• _DIRECTION_
Identify all lines below that hold "переглядів" and collect them.

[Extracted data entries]
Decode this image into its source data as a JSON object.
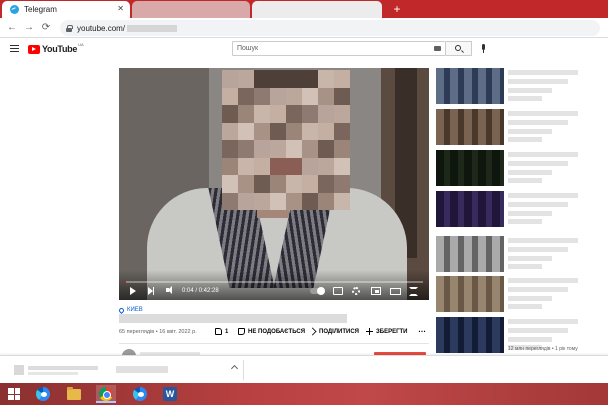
{
  "browser": {
    "tabs": [
      {
        "label": "Telegram"
      }
    ],
    "new_tab_label": "+",
    "address": "youtube.com/"
  },
  "youtube": {
    "logo_text": "YouTube",
    "region": "UA",
    "search_placeholder": "Пошук"
  },
  "player": {
    "time": "0:04 / 0:42:28",
    "progress_fraction": 0.002
  },
  "video": {
    "location": "КИЕВ",
    "meta": "65 переглядів • 16 квіт. 2022 р.",
    "likes": "1",
    "dislike_label": "НЕ ПОДОБАЄТЬСЯ",
    "share_label": "ПОДІЛИТИСЯ",
    "save_label": "ЗБЕРЕГТИ",
    "more_label": "…"
  },
  "sidebar": {
    "last_meta": "12 млн переглядів • 1 рік тому"
  },
  "taskbar": {
    "word_letter": "W"
  },
  "colors": {
    "tabstrip": "#c0282a",
    "youtube_red": "#ff0000",
    "link_blue": "#065fd4"
  }
}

• _PROBLEM SOLUTION_
    "meta": "65 переглядів • 16 квіт. 2022 р.",
    "last_meta": "12 млн переглядів • 1 рік тому"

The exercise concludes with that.